WHAT YOU NEED TO DO> Tally the lines that hold the word "Details" and reply with that figure only.

DATA IN THIS EXERCISE>
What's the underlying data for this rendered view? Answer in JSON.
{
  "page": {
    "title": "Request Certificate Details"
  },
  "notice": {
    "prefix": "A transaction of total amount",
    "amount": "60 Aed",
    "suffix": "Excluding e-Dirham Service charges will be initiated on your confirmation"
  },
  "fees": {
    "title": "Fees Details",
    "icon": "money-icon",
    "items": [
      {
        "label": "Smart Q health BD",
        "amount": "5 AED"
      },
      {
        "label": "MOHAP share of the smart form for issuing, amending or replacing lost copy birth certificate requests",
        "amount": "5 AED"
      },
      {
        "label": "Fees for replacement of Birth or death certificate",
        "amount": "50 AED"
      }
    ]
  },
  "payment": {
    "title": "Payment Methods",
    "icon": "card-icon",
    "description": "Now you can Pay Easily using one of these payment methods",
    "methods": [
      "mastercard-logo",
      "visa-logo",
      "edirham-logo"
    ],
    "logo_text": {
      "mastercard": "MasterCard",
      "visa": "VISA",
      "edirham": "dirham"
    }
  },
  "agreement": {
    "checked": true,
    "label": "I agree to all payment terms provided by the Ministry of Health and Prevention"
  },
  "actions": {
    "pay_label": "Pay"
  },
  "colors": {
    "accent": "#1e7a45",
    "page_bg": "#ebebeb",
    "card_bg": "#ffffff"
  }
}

==

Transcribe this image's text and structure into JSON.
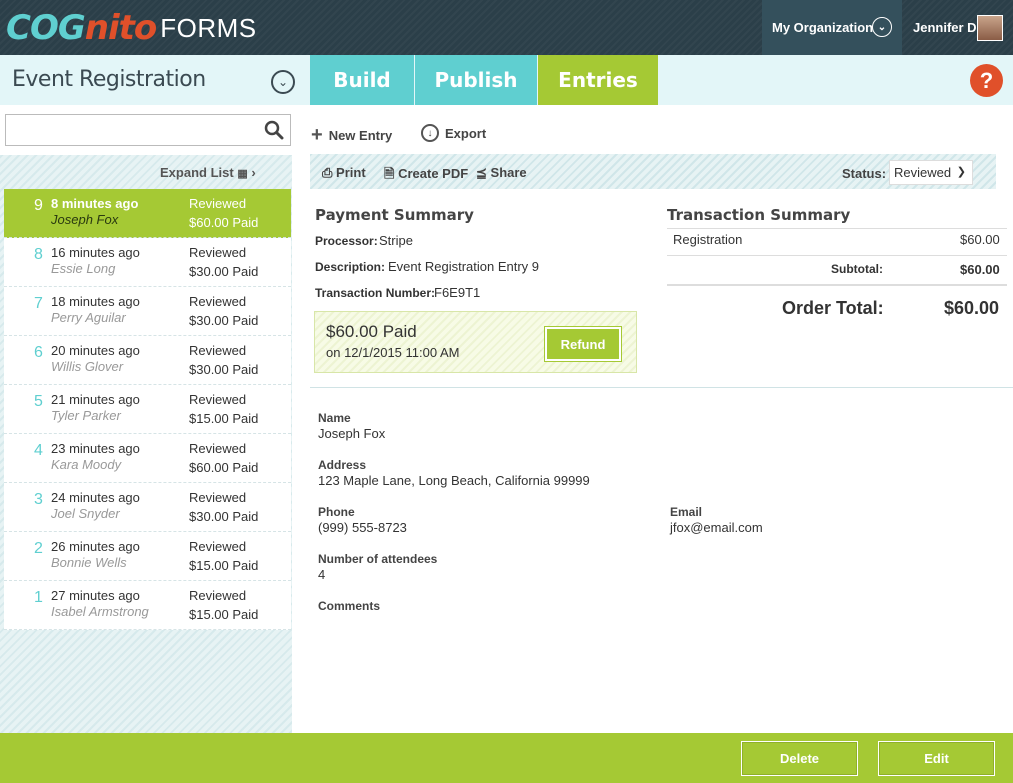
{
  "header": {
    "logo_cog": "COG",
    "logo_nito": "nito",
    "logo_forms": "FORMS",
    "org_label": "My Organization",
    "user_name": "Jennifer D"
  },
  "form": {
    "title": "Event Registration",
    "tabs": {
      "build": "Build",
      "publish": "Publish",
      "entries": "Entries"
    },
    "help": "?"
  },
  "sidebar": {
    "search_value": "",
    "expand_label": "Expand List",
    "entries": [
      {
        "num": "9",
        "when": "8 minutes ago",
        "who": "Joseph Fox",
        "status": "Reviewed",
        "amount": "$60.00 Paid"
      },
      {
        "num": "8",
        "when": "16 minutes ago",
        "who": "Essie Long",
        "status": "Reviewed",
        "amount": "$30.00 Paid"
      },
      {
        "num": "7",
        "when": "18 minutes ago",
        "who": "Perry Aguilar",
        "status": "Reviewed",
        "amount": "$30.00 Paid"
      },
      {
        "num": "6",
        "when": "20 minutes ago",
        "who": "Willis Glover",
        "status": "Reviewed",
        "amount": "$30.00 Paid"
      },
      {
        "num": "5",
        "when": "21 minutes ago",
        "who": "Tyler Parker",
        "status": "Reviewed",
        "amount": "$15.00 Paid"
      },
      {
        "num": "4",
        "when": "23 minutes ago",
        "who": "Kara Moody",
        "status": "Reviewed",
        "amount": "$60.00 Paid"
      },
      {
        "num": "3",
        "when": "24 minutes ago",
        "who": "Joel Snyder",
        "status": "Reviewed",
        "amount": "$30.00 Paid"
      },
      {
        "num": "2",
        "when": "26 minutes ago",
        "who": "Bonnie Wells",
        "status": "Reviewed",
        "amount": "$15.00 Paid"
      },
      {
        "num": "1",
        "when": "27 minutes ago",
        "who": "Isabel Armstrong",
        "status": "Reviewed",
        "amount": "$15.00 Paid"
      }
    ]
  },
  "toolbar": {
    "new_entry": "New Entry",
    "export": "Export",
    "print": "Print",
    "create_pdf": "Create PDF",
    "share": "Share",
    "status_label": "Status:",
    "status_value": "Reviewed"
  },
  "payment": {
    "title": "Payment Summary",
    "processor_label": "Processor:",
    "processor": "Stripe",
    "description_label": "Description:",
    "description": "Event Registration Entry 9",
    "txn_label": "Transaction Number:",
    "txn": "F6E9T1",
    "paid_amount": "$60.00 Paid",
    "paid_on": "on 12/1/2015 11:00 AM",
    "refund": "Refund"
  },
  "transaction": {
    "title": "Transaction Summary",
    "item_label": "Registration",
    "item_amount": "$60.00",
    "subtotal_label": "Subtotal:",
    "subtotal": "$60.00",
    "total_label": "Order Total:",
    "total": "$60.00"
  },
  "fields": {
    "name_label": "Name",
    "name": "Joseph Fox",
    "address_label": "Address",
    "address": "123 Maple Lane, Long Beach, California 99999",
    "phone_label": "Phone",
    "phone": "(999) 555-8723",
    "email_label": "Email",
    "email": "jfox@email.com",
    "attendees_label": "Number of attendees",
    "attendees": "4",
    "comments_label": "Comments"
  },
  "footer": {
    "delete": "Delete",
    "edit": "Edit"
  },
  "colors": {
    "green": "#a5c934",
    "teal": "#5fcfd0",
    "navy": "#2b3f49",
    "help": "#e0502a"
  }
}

TASK RESPONSE> 2